=== Record set ===
****************************************
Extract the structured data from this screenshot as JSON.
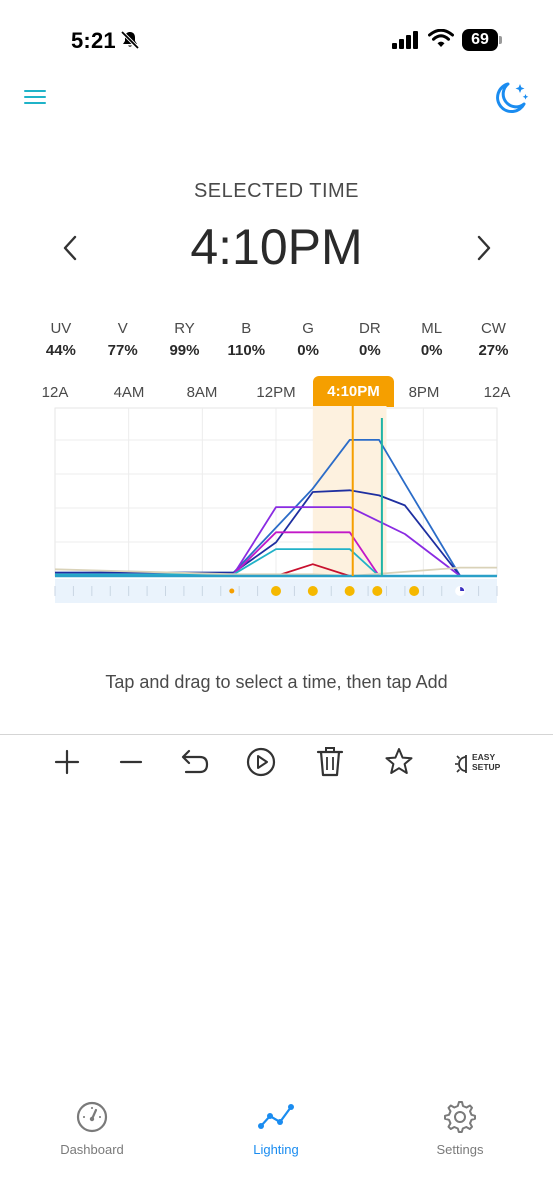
{
  "status_bar": {
    "time": "5:21",
    "battery": "69"
  },
  "header": {
    "menu_icon": "menu-icon",
    "moon_icon": "moon-stars-icon"
  },
  "selected": {
    "label": "SELECTED TIME",
    "time": "4:10PM"
  },
  "channels": [
    {
      "name": "UV",
      "value": "44%"
    },
    {
      "name": "V",
      "value": "77%"
    },
    {
      "name": "RY",
      "value": "99%"
    },
    {
      "name": "B",
      "value": "110%"
    },
    {
      "name": "G",
      "value": "0%"
    },
    {
      "name": "DR",
      "value": "0%"
    },
    {
      "name": "ML",
      "value": "0%"
    },
    {
      "name": "CW",
      "value": "27%"
    }
  ],
  "time_axis": [
    "12A",
    "4AM",
    "8AM",
    "12PM",
    "4:10PM",
    "8PM",
    "12A"
  ],
  "chart_data": {
    "type": "line",
    "x_unit": "hour of day",
    "xlim": [
      0,
      24
    ],
    "selected_hour": 16.1667,
    "second_marker_hour": 17.75,
    "highlight_range": [
      14,
      18
    ],
    "colors": {
      "accent": "#f59f00",
      "marker": "#1fb3a6",
      "highlight": "#fdf1df"
    },
    "series": [
      {
        "color": "#2b6cc8",
        "x": [
          0,
          9.7,
          14,
          16,
          17.6,
          19,
          22
        ],
        "y": [
          0.02,
          0.02,
          0.52,
          0.81,
          0.81,
          0.55,
          0
        ]
      },
      {
        "color": "#1e2fa0",
        "x": [
          0,
          9.7,
          12,
          14,
          16,
          17.6,
          19,
          22
        ],
        "y": [
          0.02,
          0.02,
          0.2,
          0.5,
          0.51,
          0.48,
          0.42,
          0
        ]
      },
      {
        "color": "#8a2be2",
        "x": [
          0,
          9.7,
          12,
          16,
          19,
          22
        ],
        "y": [
          0.01,
          0.01,
          0.41,
          0.41,
          0.25,
          0
        ]
      },
      {
        "color": "#c218c8",
        "x": [
          0,
          9.7,
          12,
          16,
          17.6,
          22
        ],
        "y": [
          0.01,
          0.01,
          0.26,
          0.26,
          0,
          0
        ]
      },
      {
        "color": "#22b2c8",
        "x": [
          0,
          9.7,
          12,
          16,
          17.6,
          22
        ],
        "y": [
          0.01,
          0.01,
          0.16,
          0.16,
          0,
          0
        ]
      },
      {
        "color": "#c8102e",
        "x": [
          0,
          12,
          14,
          16,
          22
        ],
        "y": [
          0,
          0,
          0.07,
          0,
          0
        ]
      },
      {
        "color": "#d9d2b8",
        "x": [
          0,
          9.7,
          14,
          16,
          22,
          24
        ],
        "y": [
          0.04,
          0.01,
          0.01,
          0.0,
          0.05,
          0.05
        ]
      },
      {
        "color": "#2aa0c8",
        "x": [
          0,
          24
        ],
        "y": [
          0.0,
          0.0
        ]
      }
    ],
    "timeline_points": [
      {
        "x": 9.6,
        "kind": "small"
      },
      {
        "x": 12.0,
        "kind": "dot"
      },
      {
        "x": 14.0,
        "kind": "dot"
      },
      {
        "x": 16.0,
        "kind": "dot"
      },
      {
        "x": 17.5,
        "kind": "dot"
      },
      {
        "x": 19.5,
        "kind": "dot"
      },
      {
        "x": 22.0,
        "kind": "moon"
      }
    ]
  },
  "hint": "Tap and drag to select a time, then tap Add",
  "toolbar": {
    "add_icon": "plus-icon",
    "remove_icon": "minus-icon",
    "undo_icon": "undo-icon",
    "play_icon": "play-icon",
    "delete_icon": "trash-icon",
    "favorite_icon": "star-icon",
    "easy_setup_line1": "EASY",
    "easy_setup_line2": "SETUP"
  },
  "tabbar": {
    "tabs": [
      {
        "label": "Dashboard",
        "icon": "gauge-icon",
        "active": false
      },
      {
        "label": "Lighting",
        "icon": "graph-icon",
        "active": true
      },
      {
        "label": "Settings",
        "icon": "gear-icon",
        "active": false
      }
    ],
    "active_color": "#1a8cf0",
    "inactive_color": "#7a7a7a"
  }
}
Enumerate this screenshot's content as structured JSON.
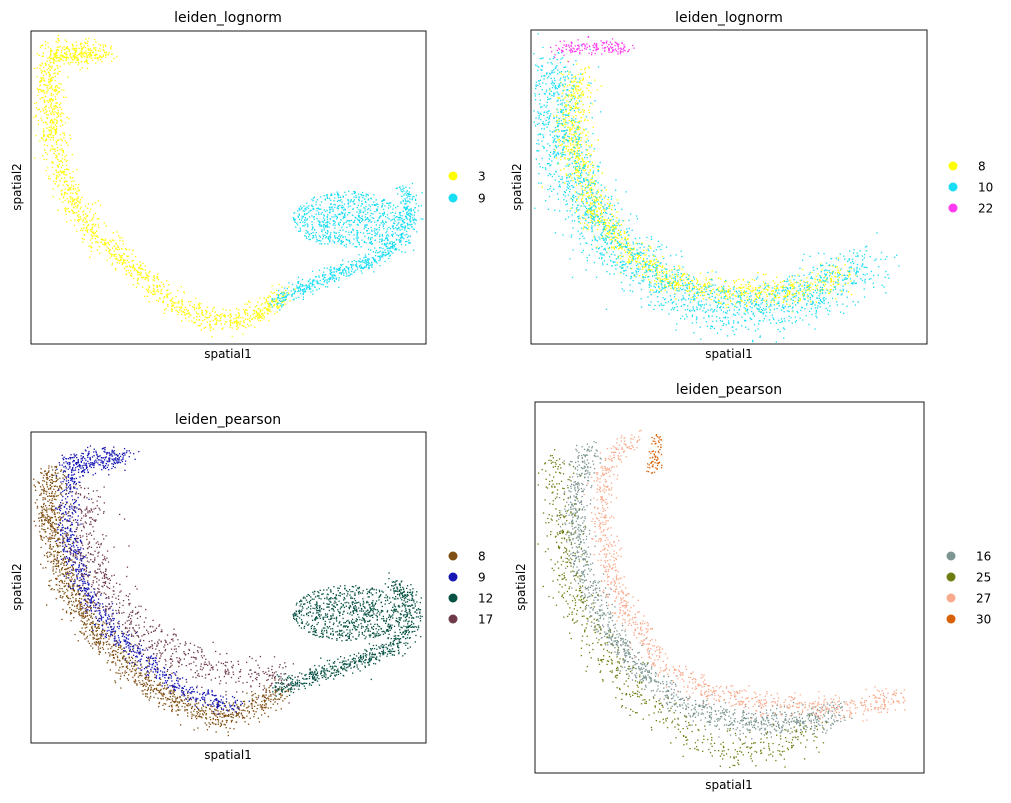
{
  "figure": {
    "panel_count": 4
  },
  "chart_data": [
    {
      "type": "scatter",
      "title": "leiden_lognorm",
      "xlabel": "spatial1",
      "ylabel": "spatial2",
      "xticks": "none",
      "yticks": "none",
      "legend_position": "right",
      "series": [
        {
          "name": "3",
          "color": "#ffff00",
          "path": [
            [
              0.06,
              0.08
            ],
            [
              0.11,
              0.08
            ],
            [
              0.19,
              0.07
            ],
            [
              0.12,
              0.06
            ],
            [
              0.06,
              0.06
            ],
            [
              0.04,
              0.12
            ],
            [
              0.05,
              0.3
            ],
            [
              0.08,
              0.48
            ],
            [
              0.15,
              0.63
            ],
            [
              0.25,
              0.75
            ],
            [
              0.34,
              0.85
            ],
            [
              0.44,
              0.92
            ],
            [
              0.52,
              0.92
            ],
            [
              0.58,
              0.9
            ],
            [
              0.64,
              0.84
            ]
          ],
          "spread": 0.018,
          "points": 1600
        },
        {
          "name": "9",
          "color": "#17ddf5",
          "path": [
            [
              0.62,
              0.86
            ],
            [
              0.7,
              0.81
            ],
            [
              0.8,
              0.76
            ],
            [
              0.88,
              0.72
            ],
            [
              0.94,
              0.66
            ],
            [
              0.96,
              0.58
            ],
            [
              0.94,
              0.5
            ]
          ],
          "spread": 0.013,
          "points": 650,
          "cloud": {
            "cx": 0.8,
            "cy": 0.6,
            "rx": 0.14,
            "ry": 0.09,
            "points": 700
          }
        }
      ]
    },
    {
      "type": "scatter",
      "title": "leiden_lognorm",
      "xlabel": "spatial1",
      "ylabel": "spatial2",
      "xticks": "none",
      "yticks": "none",
      "legend_position": "right",
      "series": [
        {
          "name": "8",
          "color": "#ffff00",
          "path": [
            [
              0.13,
              0.13
            ],
            [
              0.1,
              0.22
            ],
            [
              0.11,
              0.4
            ],
            [
              0.16,
              0.58
            ],
            [
              0.24,
              0.7
            ],
            [
              0.36,
              0.8
            ],
            [
              0.52,
              0.84
            ],
            [
              0.66,
              0.83
            ],
            [
              0.8,
              0.78
            ]
          ],
          "spread": 0.022,
          "points": 1400
        },
        {
          "name": "10",
          "color": "#17ddf5",
          "path": [
            [
              0.05,
              0.1
            ],
            [
              0.05,
              0.22
            ],
            [
              0.08,
              0.4
            ],
            [
              0.15,
              0.6
            ],
            [
              0.24,
              0.72
            ],
            [
              0.36,
              0.83
            ],
            [
              0.5,
              0.89
            ],
            [
              0.62,
              0.88
            ],
            [
              0.74,
              0.82
            ],
            [
              0.85,
              0.74
            ]
          ],
          "spread": 0.04,
          "points": 2000
        },
        {
          "name": "22",
          "color": "#ff3af0",
          "path": [
            [
              0.07,
              0.06
            ],
            [
              0.13,
              0.05
            ],
            [
              0.19,
              0.05
            ],
            [
              0.24,
              0.06
            ]
          ],
          "spread": 0.012,
          "points": 160
        }
      ]
    },
    {
      "type": "scatter",
      "title": "leiden_pearson",
      "xlabel": "spatial1",
      "ylabel": "spatial2",
      "xticks": "none",
      "yticks": "none",
      "legend_position": "right",
      "series": [
        {
          "name": "8",
          "color": "#7f4f13",
          "path": [
            [
              0.05,
              0.12
            ],
            [
              0.05,
              0.3
            ],
            [
              0.09,
              0.5
            ],
            [
              0.17,
              0.66
            ],
            [
              0.27,
              0.78
            ],
            [
              0.38,
              0.88
            ],
            [
              0.47,
              0.92
            ],
            [
              0.55,
              0.89
            ],
            [
              0.63,
              0.83
            ]
          ],
          "spread": 0.02,
          "points": 1500
        },
        {
          "name": "9",
          "color": "#1717b5",
          "path": [
            [
              0.08,
              0.1
            ],
            [
              0.18,
              0.07
            ],
            [
              0.24,
              0.08
            ],
            [
              0.1,
              0.12
            ],
            [
              0.09,
              0.3
            ],
            [
              0.13,
              0.5
            ],
            [
              0.21,
              0.64
            ],
            [
              0.31,
              0.76
            ],
            [
              0.42,
              0.85
            ],
            [
              0.52,
              0.88
            ]
          ],
          "spread": 0.015,
          "points": 1100
        },
        {
          "name": "12",
          "color": "#075244",
          "path": [
            [
              0.62,
              0.82
            ],
            [
              0.72,
              0.78
            ],
            [
              0.82,
              0.74
            ],
            [
              0.9,
              0.7
            ],
            [
              0.95,
              0.64
            ],
            [
              0.96,
              0.56
            ],
            [
              0.92,
              0.48
            ]
          ],
          "spread": 0.014,
          "points": 700,
          "cloud": {
            "cx": 0.8,
            "cy": 0.58,
            "rx": 0.14,
            "ry": 0.09,
            "points": 700
          }
        },
        {
          "name": "17",
          "color": "#6f3b4b",
          "path": [
            [
              0.13,
              0.2
            ],
            [
              0.14,
              0.38
            ],
            [
              0.2,
              0.55
            ],
            [
              0.3,
              0.67
            ],
            [
              0.42,
              0.74
            ],
            [
              0.54,
              0.78
            ],
            [
              0.64,
              0.78
            ]
          ],
          "spread": 0.03,
          "points": 700
        }
      ]
    },
    {
      "type": "scatter",
      "title": "leiden_pearson",
      "xlabel": "spatial1",
      "ylabel": "spatial2",
      "xticks": "none",
      "yticks": "none",
      "legend_position": "right",
      "series": [
        {
          "name": "16",
          "color": "#7d9691",
          "path": [
            [
              0.13,
              0.12
            ],
            [
              0.1,
              0.28
            ],
            [
              0.12,
              0.45
            ],
            [
              0.18,
              0.6
            ],
            [
              0.27,
              0.73
            ],
            [
              0.38,
              0.82
            ],
            [
              0.52,
              0.86
            ],
            [
              0.66,
              0.86
            ],
            [
              0.78,
              0.84
            ]
          ],
          "spread": 0.018,
          "points": 1300
        },
        {
          "name": "25",
          "color": "#6f7d10",
          "path": [
            [
              0.05,
              0.14
            ],
            [
              0.06,
              0.3
            ],
            [
              0.09,
              0.5
            ],
            [
              0.16,
              0.66
            ],
            [
              0.27,
              0.8
            ],
            [
              0.4,
              0.9
            ],
            [
              0.52,
              0.94
            ],
            [
              0.62,
              0.93
            ],
            [
              0.72,
              0.9
            ]
          ],
          "spread": 0.025,
          "points": 650
        },
        {
          "name": "27",
          "color": "#f8aa8c",
          "path": [
            [
              0.26,
              0.09
            ],
            [
              0.18,
              0.16
            ],
            [
              0.17,
              0.35
            ],
            [
              0.22,
              0.55
            ],
            [
              0.31,
              0.69
            ],
            [
              0.42,
              0.77
            ],
            [
              0.56,
              0.81
            ],
            [
              0.7,
              0.82
            ],
            [
              0.84,
              0.82
            ],
            [
              0.95,
              0.79
            ]
          ],
          "spread": 0.016,
          "points": 1000
        },
        {
          "name": "30",
          "color": "#d86007",
          "path": [
            [
              0.31,
              0.09
            ],
            [
              0.31,
              0.14
            ],
            [
              0.3,
              0.19
            ]
          ],
          "spread": 0.008,
          "points": 70
        }
      ]
    }
  ]
}
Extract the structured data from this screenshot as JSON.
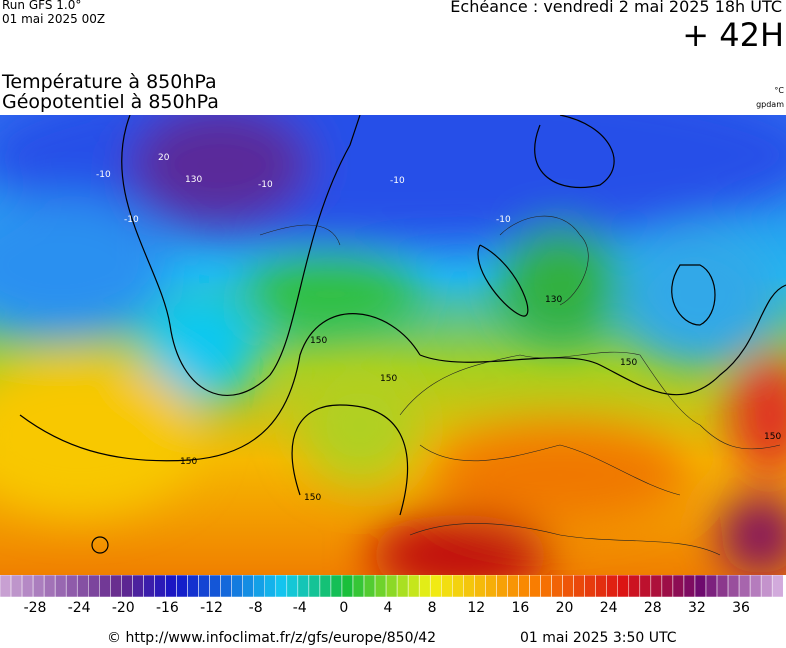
{
  "header": {
    "run": "Run GFS 1.0°",
    "run_date": "01 mai 2025 00Z",
    "valid": "Echéance : vendredi 2 mai 2025 18h UTC",
    "lead": "+ 42H",
    "title_line1": "Température à 850hPa",
    "title_line2": "Géopotentiel à 850hPa",
    "unit_temp": "°C",
    "unit_geo": "gpdam"
  },
  "map": {
    "contour_labels": [
      "20",
      "130",
      "-10",
      "-10",
      "-10",
      "-10",
      "-10",
      "150",
      "150",
      "150",
      "150",
      "130",
      "150",
      "150"
    ]
  },
  "colorbar": {
    "ticks": [
      -28,
      -24,
      -20,
      -16,
      -12,
      -8,
      -4,
      0,
      4,
      8,
      12,
      16,
      20,
      24,
      28,
      32,
      36
    ]
  },
  "footer": {
    "source": "© http://www.infoclimat.fr/z/gfs/europe/850/42",
    "generated": "01 mai 2025  3:50 UTC"
  }
}
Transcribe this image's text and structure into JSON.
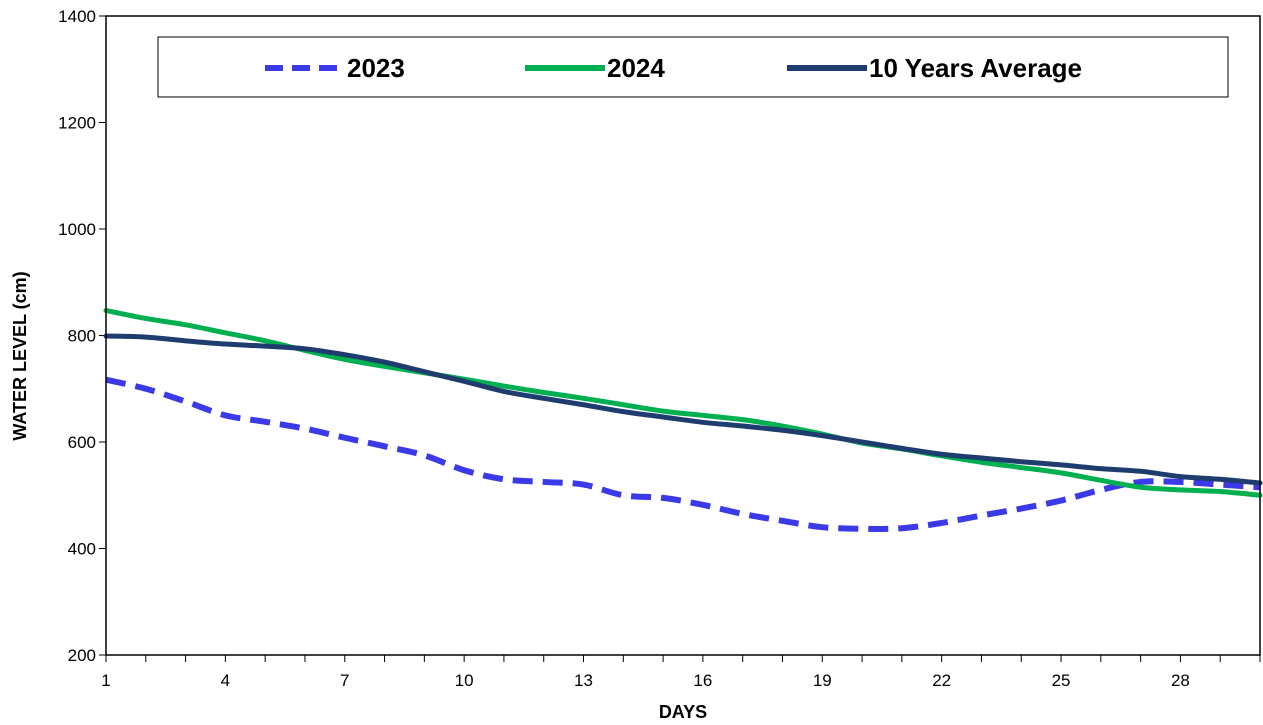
{
  "chart_data": {
    "type": "line",
    "title": "",
    "xlabel": "DAYS",
    "ylabel": "WATER LEVEL (cm)",
    "xlim": [
      1,
      30
    ],
    "ylim": [
      200,
      1400
    ],
    "x_ticks": [
      1,
      4,
      7,
      10,
      13,
      16,
      19,
      22,
      25,
      28
    ],
    "y_ticks": [
      200,
      400,
      600,
      800,
      1000,
      1200,
      1400
    ],
    "grid": false,
    "legend_position": "top",
    "x": [
      1,
      2,
      3,
      4,
      5,
      6,
      7,
      8,
      9,
      10,
      11,
      12,
      13,
      14,
      15,
      16,
      17,
      18,
      19,
      20,
      21,
      22,
      23,
      24,
      25,
      26,
      27,
      28,
      29,
      30
    ],
    "series": [
      {
        "name": "2023",
        "color": "#3a3ae8",
        "style": "dashed",
        "values": [
          717,
          700,
          676,
          650,
          638,
          625,
          608,
          592,
          575,
          547,
          530,
          525,
          520,
          500,
          495,
          482,
          465,
          452,
          440,
          437,
          438,
          448,
          462,
          475,
          490,
          510,
          525,
          525,
          520,
          515
        ]
      },
      {
        "name": "2024",
        "color": "#00b050",
        "style": "solid",
        "values": [
          847,
          832,
          820,
          805,
          790,
          772,
          755,
          742,
          730,
          718,
          705,
          693,
          682,
          670,
          658,
          650,
          642,
          630,
          615,
          598,
          587,
          574,
          562,
          552,
          542,
          528,
          515,
          510,
          507,
          500
        ]
      },
      {
        "name": "10 Years Average",
        "color": "#1f3c6e",
        "style": "solid",
        "values": [
          799,
          797,
          790,
          784,
          780,
          775,
          764,
          750,
          732,
          714,
          695,
          682,
          670,
          657,
          647,
          637,
          630,
          622,
          612,
          600,
          588,
          577,
          570,
          563,
          557,
          550,
          545,
          535,
          530,
          523
        ]
      }
    ]
  }
}
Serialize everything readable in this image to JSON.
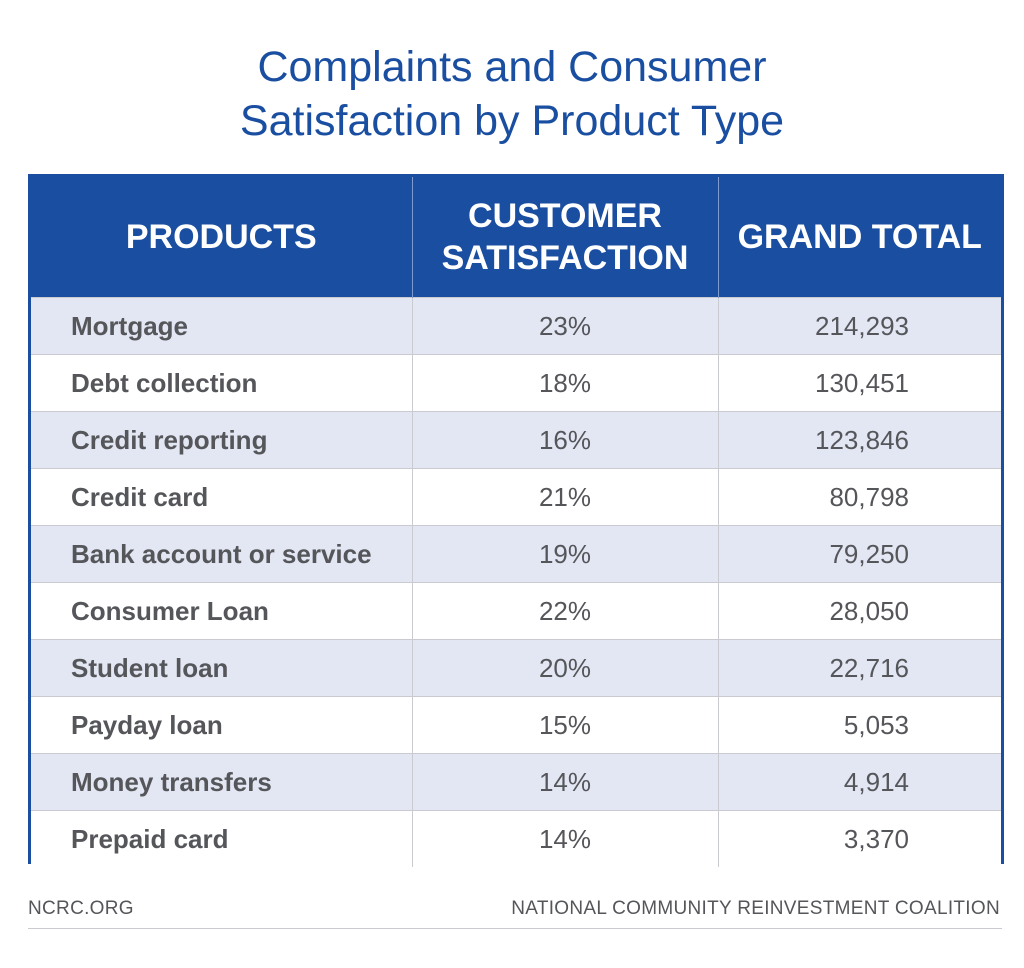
****************************************
=== Directions for this task ===
Check all the records above and select each line where the string "JSON" is found.

=== Worked answer ===
Extract the structured data from this screenshot as JSON.
Enumerate this screenshot's content as structured JSON.
Extract the structured data from this screenshot as JSON.
Transcribe this image's text and structure into JSON.
Serialize everything readable in this image to JSON.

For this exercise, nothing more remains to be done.